_Short task_
The records below are made of lines; count those holding the word "existencia" and give the number only.

_Extracted records_
*-*-*
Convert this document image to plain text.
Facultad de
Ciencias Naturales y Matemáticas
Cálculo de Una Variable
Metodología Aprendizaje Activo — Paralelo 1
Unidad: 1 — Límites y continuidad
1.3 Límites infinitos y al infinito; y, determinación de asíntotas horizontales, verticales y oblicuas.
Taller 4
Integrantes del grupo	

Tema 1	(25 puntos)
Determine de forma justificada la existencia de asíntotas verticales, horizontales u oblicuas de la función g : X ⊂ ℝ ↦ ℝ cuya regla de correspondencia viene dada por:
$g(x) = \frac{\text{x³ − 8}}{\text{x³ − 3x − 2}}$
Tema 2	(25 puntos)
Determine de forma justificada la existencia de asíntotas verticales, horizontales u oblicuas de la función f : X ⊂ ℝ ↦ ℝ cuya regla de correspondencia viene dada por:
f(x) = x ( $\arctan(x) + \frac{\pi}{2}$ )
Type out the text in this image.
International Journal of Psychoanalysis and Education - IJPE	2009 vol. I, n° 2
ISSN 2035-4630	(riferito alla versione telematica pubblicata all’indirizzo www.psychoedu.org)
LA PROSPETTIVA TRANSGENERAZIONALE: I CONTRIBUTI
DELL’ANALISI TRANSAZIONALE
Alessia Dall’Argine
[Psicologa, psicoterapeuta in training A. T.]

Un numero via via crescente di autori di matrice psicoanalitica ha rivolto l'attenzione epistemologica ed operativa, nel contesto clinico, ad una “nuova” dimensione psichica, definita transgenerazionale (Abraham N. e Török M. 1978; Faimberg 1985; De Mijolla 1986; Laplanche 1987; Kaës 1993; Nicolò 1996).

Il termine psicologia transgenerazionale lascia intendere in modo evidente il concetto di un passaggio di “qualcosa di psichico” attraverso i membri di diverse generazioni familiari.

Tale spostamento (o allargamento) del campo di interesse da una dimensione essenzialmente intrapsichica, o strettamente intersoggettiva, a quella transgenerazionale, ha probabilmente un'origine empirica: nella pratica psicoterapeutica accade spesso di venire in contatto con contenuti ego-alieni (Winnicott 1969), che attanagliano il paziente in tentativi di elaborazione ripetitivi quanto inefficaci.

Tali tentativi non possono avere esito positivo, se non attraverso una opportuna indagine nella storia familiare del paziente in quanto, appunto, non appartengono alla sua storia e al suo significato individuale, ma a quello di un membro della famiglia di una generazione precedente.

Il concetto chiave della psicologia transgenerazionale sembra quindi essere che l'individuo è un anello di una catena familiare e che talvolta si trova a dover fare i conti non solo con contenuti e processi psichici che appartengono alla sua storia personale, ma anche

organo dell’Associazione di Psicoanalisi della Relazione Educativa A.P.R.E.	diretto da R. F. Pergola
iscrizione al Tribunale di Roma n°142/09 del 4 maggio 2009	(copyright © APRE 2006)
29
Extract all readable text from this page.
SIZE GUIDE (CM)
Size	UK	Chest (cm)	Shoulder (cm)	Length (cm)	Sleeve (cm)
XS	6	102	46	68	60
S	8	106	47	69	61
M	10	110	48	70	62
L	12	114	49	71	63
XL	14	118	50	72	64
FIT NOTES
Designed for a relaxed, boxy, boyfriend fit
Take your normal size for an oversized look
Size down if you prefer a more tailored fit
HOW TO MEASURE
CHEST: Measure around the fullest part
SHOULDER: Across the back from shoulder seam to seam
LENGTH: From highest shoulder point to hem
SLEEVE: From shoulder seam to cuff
*-*-*
_Output for this task_
2